» Written task 1
Count the lines of the listing that contain the string "item", and reply with only the number.
» Written task 2
Carry on the passage about the Aptera solar vehicle from the point where it stops.

» Text section

──────────────────────────────

These are staggering claims for any company, let alone a startup. When pressed, Anthony admits Aptera is painting a rosy picture, even for those lucky enough to bask in the Southern California sun.

“If you have a job somewhere that has an open parking lot, and you can park [the vehicle] out in the middle of that parking lot, and get lots of sun, [you’ll be] very happy with how much energy you created that day,” he says.

The new Aptera vehicle features more modern trimmings, too. There’s a large Tesla-style touchscreen on the dashboard. It will use in-wheel motors to save space and weight. It will have an attractive price, between $26,000 at the low end and closer to $50,000 at the high end — another big promise.

Anthony and Fambro didn’t just tweak the technology, though. They’ve also changed how they are financing their effort. They initially turned to a crowdfunding site known as WeFunder in 2019, which lets people contribute to the company in exchange for small equity stakes. Aptera raised some $200,000 in 2019 on WeFunder and roughly doubled that figure in 2020. Then, they mixed in some private funding and closed a $4 million Series A funding round in early 2021.

──────────────────────────────

» Records supplied
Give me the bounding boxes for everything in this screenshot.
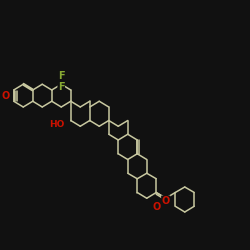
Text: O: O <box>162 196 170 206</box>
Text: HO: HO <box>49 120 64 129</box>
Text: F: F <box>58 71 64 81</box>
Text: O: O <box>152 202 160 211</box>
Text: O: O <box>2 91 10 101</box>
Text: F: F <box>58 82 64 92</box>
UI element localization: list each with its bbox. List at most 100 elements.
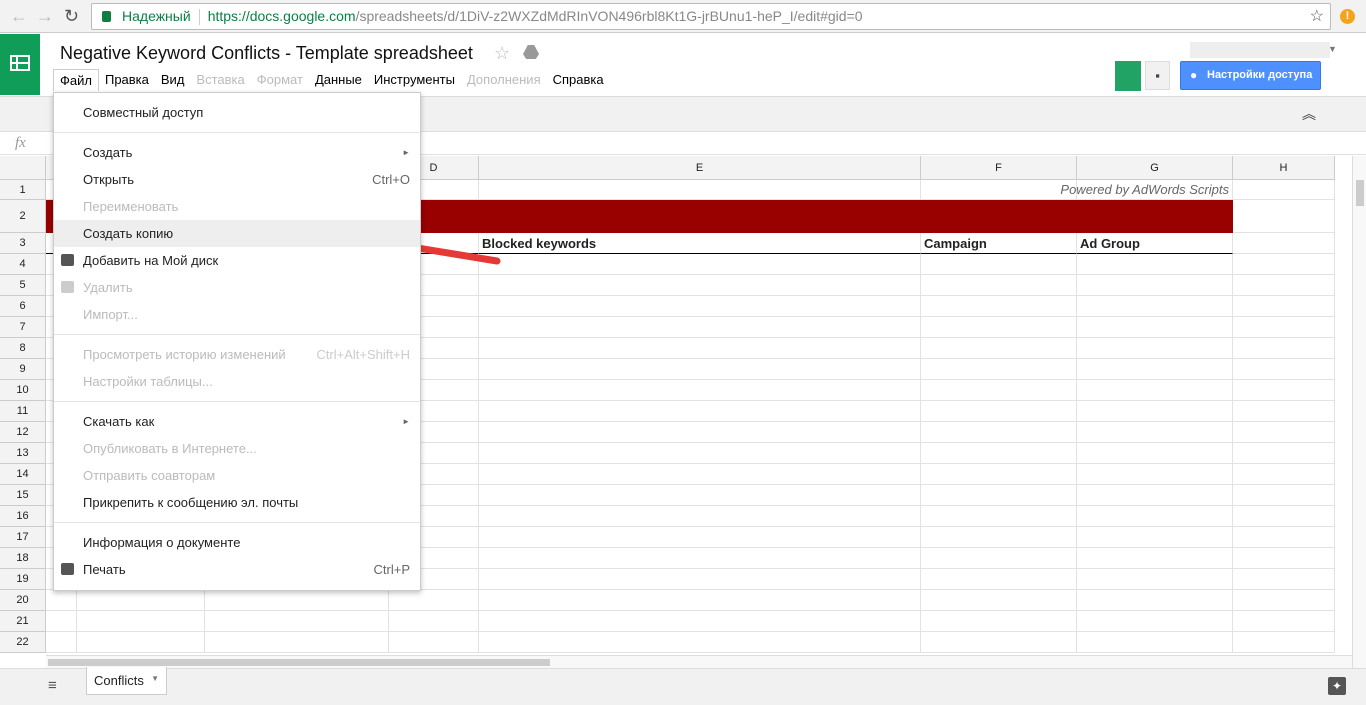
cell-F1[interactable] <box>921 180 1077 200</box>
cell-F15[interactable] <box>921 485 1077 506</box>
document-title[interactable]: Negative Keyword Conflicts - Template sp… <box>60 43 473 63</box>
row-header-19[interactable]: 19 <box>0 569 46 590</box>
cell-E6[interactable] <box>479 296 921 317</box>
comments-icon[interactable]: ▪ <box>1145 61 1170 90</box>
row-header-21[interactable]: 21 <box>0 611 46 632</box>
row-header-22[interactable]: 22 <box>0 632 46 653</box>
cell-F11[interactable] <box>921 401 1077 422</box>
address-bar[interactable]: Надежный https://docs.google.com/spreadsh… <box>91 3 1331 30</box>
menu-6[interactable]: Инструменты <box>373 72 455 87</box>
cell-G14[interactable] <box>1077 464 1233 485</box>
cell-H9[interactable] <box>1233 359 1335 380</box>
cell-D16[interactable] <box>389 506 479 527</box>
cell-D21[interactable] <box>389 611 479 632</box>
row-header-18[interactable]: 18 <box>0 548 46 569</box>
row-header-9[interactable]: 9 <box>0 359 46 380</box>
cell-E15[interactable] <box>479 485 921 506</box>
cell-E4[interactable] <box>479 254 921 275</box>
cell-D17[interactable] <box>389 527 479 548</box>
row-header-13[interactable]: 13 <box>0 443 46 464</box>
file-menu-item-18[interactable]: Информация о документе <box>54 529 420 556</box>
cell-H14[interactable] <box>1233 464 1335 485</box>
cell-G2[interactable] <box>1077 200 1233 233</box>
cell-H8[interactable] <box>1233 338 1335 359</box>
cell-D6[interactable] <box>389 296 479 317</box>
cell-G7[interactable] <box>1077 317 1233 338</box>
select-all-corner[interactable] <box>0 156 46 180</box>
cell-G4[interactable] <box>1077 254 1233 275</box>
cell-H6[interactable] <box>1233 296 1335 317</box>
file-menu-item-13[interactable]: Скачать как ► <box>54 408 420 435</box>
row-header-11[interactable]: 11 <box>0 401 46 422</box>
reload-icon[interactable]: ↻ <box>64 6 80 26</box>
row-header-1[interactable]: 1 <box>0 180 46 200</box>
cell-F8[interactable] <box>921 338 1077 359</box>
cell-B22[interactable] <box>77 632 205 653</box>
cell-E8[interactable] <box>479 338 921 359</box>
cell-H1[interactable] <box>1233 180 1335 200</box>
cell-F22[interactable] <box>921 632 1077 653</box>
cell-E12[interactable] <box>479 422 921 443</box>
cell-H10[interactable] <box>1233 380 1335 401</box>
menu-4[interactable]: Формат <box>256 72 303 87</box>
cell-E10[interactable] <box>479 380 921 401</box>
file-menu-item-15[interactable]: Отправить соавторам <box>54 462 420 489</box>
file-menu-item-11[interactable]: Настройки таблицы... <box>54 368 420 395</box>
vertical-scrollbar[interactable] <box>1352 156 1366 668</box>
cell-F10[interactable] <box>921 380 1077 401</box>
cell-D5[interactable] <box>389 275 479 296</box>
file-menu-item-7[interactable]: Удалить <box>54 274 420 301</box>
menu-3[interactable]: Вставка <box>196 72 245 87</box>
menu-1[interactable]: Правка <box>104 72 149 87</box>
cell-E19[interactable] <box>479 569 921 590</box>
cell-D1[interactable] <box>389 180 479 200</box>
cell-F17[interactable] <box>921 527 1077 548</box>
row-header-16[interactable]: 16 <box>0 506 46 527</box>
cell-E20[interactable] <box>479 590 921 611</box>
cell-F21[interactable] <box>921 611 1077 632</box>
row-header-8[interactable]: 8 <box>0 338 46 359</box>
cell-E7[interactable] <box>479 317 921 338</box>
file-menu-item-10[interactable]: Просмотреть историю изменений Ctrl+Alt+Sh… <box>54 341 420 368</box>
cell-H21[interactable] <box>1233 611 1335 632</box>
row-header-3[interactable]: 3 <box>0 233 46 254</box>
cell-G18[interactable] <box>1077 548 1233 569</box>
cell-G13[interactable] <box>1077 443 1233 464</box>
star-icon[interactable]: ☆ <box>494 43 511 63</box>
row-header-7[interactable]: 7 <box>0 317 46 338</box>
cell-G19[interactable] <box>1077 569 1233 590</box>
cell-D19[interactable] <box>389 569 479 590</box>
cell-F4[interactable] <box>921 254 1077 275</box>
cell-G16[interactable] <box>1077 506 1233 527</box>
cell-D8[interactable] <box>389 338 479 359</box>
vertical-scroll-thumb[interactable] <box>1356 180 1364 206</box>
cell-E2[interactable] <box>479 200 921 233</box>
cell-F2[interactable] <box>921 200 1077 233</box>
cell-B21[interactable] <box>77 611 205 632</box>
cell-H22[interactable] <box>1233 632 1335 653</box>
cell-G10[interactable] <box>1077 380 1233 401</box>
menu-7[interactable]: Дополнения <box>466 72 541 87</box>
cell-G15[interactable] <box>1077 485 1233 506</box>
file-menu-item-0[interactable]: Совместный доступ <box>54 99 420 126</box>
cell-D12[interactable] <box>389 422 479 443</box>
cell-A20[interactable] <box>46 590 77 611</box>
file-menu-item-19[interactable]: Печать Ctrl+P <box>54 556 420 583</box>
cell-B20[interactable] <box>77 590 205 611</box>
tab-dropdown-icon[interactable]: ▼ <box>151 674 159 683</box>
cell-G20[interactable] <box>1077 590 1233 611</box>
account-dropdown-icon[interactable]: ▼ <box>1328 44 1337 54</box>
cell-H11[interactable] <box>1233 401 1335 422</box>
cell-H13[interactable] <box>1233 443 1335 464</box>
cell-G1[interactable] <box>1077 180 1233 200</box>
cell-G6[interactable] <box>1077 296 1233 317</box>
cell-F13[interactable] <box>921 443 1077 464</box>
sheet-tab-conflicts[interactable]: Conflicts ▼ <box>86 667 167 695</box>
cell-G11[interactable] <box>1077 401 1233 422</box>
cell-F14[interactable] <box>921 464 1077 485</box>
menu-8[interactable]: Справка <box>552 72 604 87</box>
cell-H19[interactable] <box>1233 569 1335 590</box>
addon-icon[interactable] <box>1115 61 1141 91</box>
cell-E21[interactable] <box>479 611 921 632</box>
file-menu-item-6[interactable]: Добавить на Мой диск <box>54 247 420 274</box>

──────────────────────────────

» Task result 1
9

» Task result 2
In March, Aptera filed with the Securities and Exchange Commission to raise another $50 million, again with a public-private mix. But this time, retail investors will have to go through Aptera’s website; the raise won’t be done on a crowdfunding platform. “We’re hoping that we can raise $20 million as quick as possible so we can get the wheels spinning to get into production,” Anthony says.

More than anything, this hybrid approach to funding the new Aptera is about one thing: Anthony and Fambro want to hold on to power this time. “It’s very crucial for Steve and I to make sure we retain control of the company so we can build it sensibly,” Anthony says.

As Aptera started talking about its funding plans more publicly, though, there was a series of announcements from the incoming Biden administration. Former Michigan Gov. Jennifer Granholm, who helped broker the recession-era auto industry bailout, was tapped to run the Department of Energy. And one of her first moves was to revive the loan programs office.

The DOE’s loan programs were “a bit moribund over the past few years,” she told The Associated Press, but it’s “an amazing tool.″ Granholm said she will work to streamline the process, too, so that it’s easier for companies to apply than it was back when Aptera took its first shot.

Fambro and Anthony were expecting something like this; in fact, they had already hired a lobbyist and spent tens of thousands of dollars. Anthony says they’re pursuing a loan in the $100 million to $150 million range, but that it won’t be necessary in the near term. Anthony says they’d most likely use the money to make a four-wheeled Aptera vehicle — something that’s also back in the company’s sights after the trouble it caused a decade ago.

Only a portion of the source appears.